Do this = Give every entry again, word for word.

Source records =
● ● ● ●
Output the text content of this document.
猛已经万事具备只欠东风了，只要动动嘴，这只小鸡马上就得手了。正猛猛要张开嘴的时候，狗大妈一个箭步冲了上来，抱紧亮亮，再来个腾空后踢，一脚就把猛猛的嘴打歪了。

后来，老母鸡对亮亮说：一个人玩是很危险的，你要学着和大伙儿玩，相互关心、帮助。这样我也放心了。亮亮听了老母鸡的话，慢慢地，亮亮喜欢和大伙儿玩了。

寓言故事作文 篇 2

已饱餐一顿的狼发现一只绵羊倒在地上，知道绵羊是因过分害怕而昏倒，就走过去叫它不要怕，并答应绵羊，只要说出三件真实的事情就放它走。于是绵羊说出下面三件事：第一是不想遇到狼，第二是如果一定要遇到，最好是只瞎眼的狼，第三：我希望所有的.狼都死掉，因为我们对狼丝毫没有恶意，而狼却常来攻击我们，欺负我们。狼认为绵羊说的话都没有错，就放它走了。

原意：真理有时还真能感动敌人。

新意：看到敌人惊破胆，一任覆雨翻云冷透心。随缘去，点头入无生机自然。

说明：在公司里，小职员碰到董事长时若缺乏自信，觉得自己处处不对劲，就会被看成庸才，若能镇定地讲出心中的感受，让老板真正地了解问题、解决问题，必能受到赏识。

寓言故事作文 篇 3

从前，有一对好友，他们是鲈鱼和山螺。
● ● ● ●
Full response =
Output the text content of this document.
猛已经万事具备只欠东风了，只要动动嘴，这只小鸡马上就得手了。正猛猛要张开嘴的时候，狗大妈一个箭步冲了上来，抱紧亮亮，再来个腾空后踢，一脚就把猛猛的嘴打歪了。

后来，老母鸡对亮亮说：一个人玩是很危险的，你要学着和大伙儿玩，相互关心、帮助。这样我也放心了。亮亮听了老母鸡的话，慢慢地，亮亮喜欢和大伙儿玩了。

寓言故事作文 篇 2

已饱餐一顿的狼发现一只绵羊倒在地上，知道绵羊是因过分害怕而昏倒，就走过去叫它不要怕，并答应绵羊，只要说出三件真实的事情就放它走。于是绵羊说出下面三件事：第一是不想遇到狼，第二是如果一定要遇到，最好是只瞎眼的狼，第三：我希望所有的.狼都死掉，因为我们对狼丝毫没有恶意，而狼却常来攻击我们，欺负我们。狼认为绵羊说的话都没有错，就放它走了。

原意：真理有时还真能感动敌人。

新意：看到敌人惊破胆，一任覆雨翻云冷透心。随缘去，点头入无生机自然。

说明：在公司里，小职员碰到董事长时若缺乏自信，觉得自己处处不对劲，就会被看成庸才，若能镇定地讲出心中的感受，让老板真正地了解问题、解决问题，必能受到赏识。

寓言故事作文 篇 3

从前，有一对好友，他们是鲈鱼和山螺。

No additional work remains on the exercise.